━━━ Input records

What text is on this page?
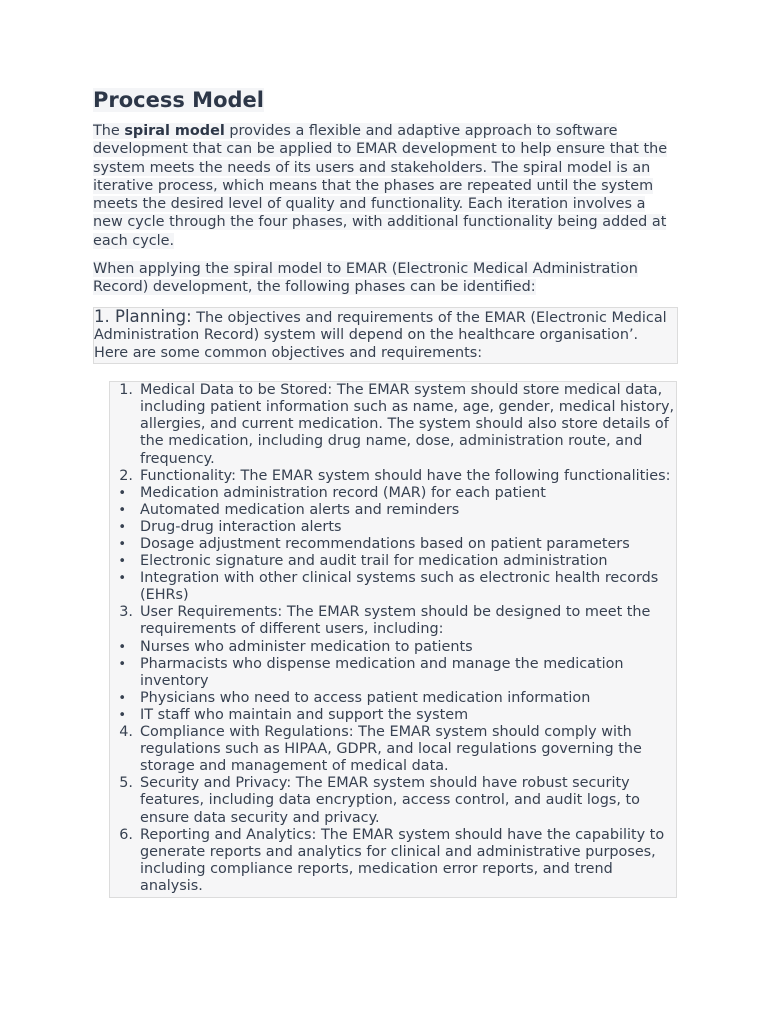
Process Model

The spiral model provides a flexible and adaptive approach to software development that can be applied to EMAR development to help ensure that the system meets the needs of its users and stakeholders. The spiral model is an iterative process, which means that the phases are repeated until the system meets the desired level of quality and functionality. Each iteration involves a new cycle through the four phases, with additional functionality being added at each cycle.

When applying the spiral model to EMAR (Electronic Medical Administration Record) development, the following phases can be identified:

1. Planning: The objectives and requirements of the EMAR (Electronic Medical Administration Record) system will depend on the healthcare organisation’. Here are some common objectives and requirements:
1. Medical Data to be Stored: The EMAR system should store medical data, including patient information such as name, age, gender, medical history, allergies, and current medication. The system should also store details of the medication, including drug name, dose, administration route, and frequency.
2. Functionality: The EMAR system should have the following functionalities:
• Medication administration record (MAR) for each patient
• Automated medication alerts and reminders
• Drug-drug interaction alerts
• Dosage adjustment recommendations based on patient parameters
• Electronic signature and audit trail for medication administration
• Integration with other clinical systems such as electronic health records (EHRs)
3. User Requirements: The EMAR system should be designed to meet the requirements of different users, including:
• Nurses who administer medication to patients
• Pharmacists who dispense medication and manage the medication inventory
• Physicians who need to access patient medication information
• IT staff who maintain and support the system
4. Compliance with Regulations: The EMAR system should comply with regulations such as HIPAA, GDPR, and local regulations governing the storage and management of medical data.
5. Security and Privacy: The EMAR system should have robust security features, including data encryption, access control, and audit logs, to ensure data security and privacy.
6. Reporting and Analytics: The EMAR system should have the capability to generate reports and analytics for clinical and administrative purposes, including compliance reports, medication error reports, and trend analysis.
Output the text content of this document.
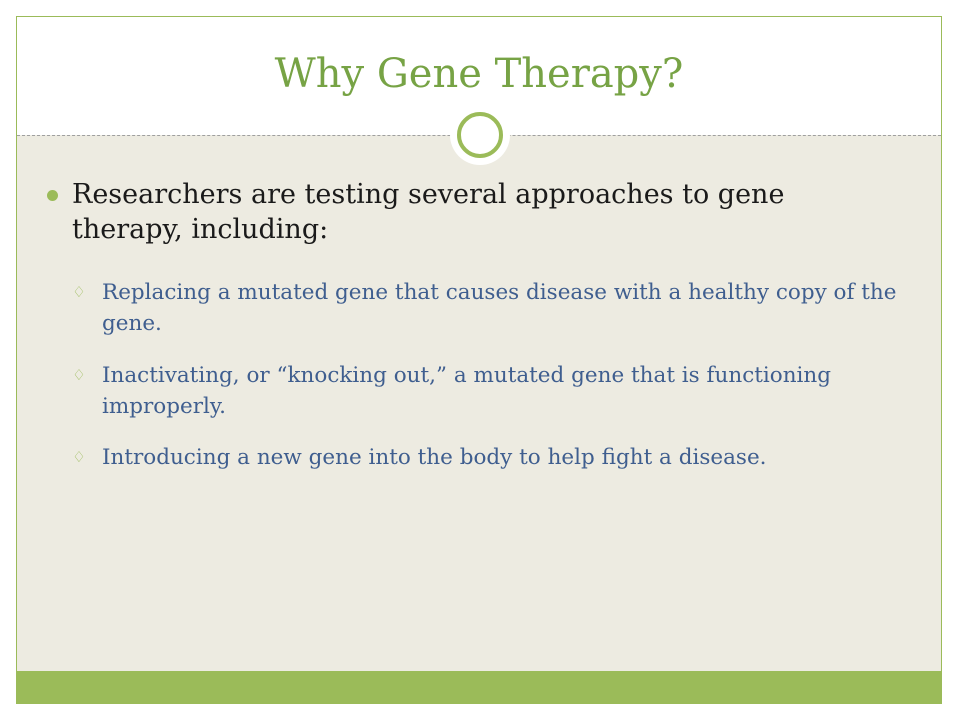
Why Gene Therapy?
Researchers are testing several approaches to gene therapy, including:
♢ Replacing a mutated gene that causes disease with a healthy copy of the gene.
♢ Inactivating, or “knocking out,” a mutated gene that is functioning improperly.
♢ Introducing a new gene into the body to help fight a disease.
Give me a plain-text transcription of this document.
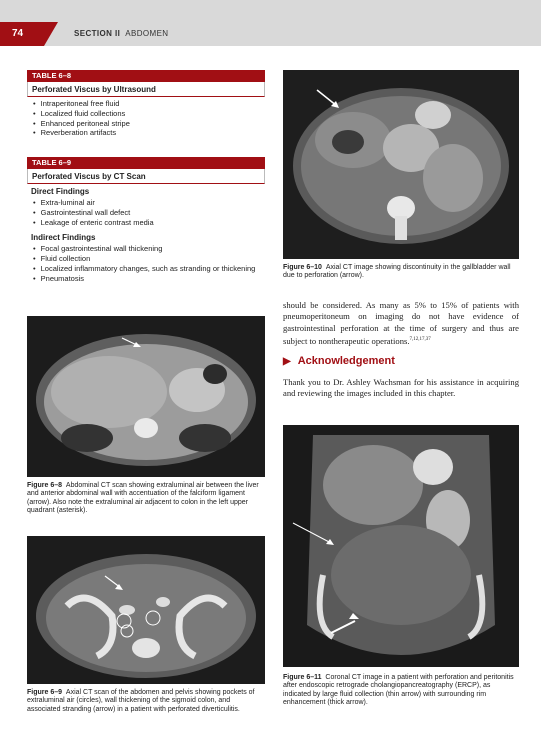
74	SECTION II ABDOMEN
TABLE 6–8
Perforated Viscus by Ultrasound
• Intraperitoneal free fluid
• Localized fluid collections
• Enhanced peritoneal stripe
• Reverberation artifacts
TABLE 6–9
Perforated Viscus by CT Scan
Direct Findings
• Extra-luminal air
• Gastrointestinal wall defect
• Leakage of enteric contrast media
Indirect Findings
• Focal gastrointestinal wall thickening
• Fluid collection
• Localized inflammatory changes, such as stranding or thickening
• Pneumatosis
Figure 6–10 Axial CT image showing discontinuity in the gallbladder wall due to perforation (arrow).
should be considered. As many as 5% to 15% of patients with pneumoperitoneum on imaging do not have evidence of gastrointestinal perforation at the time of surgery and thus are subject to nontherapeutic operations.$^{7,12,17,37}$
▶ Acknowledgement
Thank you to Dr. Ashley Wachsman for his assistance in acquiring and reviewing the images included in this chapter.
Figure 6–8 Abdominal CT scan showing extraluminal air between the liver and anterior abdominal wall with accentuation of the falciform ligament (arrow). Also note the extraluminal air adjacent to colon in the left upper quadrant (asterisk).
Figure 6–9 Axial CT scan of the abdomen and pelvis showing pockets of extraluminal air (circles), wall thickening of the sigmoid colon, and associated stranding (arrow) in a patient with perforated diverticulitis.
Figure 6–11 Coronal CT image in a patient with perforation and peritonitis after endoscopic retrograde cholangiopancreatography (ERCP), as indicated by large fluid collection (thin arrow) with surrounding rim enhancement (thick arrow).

━━━━━━

Task requirements: Show a copy of each line from the records above in which the string "Viscus" occurs.

Result:
Perforated Viscus by Ultrasound
Perforated Viscus by CT Scan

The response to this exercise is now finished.